**What to do:**
Below are some records. Say how many of their lines contain the string "this", and give nothing but the number.

**Records supplied:**
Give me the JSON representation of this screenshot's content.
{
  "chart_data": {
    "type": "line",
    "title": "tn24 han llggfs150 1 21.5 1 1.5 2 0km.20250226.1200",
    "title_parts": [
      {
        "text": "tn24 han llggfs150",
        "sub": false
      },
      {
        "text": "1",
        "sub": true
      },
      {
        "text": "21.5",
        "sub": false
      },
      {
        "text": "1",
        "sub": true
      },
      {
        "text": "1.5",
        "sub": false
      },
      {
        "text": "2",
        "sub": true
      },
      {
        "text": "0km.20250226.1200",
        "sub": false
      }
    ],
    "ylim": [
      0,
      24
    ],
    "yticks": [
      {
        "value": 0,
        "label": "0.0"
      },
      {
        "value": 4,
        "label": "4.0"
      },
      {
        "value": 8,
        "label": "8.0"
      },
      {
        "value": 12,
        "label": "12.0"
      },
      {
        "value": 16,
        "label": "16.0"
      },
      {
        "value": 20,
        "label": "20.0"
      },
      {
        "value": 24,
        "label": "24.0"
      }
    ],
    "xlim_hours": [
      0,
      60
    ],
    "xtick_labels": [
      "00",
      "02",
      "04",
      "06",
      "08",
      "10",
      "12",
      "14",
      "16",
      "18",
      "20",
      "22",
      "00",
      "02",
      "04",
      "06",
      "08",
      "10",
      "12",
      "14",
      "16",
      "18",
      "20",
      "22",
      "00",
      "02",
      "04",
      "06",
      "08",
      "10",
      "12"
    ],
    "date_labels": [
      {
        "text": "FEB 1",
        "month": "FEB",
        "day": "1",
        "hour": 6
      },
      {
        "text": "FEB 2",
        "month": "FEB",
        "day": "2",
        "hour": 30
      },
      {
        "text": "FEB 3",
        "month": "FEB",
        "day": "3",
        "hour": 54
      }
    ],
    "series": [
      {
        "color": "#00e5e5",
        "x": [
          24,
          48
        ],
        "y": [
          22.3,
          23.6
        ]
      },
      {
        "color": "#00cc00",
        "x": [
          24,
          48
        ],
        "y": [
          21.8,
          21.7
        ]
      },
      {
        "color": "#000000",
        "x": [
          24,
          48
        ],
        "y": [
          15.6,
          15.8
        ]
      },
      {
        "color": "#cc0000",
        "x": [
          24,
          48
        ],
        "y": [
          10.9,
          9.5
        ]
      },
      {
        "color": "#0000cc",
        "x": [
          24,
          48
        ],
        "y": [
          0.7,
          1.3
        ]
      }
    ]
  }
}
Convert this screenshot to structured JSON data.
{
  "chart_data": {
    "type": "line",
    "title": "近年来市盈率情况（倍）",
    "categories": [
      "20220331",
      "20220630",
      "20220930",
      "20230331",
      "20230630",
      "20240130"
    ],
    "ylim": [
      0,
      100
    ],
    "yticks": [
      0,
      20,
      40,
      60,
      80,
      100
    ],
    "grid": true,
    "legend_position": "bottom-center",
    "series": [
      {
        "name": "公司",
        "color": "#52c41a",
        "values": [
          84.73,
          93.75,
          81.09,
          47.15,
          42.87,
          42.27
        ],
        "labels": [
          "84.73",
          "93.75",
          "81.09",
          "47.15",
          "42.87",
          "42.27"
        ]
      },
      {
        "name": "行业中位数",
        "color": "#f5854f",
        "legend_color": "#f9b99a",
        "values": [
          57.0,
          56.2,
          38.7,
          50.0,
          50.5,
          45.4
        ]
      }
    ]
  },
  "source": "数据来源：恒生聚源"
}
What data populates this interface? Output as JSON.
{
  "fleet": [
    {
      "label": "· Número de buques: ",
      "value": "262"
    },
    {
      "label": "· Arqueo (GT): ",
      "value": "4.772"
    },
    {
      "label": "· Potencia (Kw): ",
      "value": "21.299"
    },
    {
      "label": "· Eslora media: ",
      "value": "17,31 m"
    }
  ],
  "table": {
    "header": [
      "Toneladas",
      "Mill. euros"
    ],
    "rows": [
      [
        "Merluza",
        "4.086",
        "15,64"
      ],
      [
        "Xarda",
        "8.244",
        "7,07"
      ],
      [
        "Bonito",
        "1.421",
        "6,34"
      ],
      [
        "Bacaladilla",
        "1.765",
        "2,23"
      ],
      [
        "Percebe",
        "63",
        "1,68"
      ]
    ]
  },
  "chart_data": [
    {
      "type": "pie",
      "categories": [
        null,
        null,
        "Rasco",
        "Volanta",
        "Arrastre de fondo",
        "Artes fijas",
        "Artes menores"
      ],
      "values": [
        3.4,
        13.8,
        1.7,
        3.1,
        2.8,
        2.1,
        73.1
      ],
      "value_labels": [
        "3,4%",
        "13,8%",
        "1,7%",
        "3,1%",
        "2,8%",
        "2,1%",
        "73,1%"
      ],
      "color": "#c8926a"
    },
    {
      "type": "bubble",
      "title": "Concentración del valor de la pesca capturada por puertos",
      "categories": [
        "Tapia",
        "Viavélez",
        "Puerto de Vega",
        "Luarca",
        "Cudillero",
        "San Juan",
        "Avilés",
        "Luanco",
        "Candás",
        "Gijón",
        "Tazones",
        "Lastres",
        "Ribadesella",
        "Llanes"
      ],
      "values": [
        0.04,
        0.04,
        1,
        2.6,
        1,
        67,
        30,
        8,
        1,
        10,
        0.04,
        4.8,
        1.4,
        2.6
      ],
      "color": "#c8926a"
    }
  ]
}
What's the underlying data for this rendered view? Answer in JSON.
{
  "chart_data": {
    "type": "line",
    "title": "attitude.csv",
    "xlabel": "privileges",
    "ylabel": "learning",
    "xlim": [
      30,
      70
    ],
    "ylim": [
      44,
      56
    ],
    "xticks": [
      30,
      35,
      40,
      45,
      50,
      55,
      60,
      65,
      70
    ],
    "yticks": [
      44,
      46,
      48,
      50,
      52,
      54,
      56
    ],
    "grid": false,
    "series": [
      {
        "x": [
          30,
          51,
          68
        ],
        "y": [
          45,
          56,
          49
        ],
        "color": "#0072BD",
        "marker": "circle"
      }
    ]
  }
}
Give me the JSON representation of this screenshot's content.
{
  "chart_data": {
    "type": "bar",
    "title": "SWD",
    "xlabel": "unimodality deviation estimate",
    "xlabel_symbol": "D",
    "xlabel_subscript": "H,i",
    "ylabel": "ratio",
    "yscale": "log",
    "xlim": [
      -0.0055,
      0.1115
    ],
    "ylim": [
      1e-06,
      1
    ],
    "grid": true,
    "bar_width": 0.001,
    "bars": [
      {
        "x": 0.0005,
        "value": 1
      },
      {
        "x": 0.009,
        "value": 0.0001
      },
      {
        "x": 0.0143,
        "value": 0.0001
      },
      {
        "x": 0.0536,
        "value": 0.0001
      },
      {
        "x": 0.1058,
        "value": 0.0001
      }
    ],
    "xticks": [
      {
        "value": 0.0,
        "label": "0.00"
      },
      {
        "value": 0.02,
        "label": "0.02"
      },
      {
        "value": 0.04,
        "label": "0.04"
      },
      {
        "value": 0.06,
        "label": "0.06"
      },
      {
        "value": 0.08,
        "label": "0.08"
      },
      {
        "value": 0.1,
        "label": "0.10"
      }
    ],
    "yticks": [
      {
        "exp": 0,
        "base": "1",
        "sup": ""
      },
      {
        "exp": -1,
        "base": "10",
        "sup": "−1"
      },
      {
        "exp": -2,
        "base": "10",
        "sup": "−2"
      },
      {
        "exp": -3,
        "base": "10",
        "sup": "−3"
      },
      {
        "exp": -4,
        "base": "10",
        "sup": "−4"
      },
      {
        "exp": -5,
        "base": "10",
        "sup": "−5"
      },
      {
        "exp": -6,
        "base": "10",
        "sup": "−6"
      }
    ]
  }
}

**The result:**
5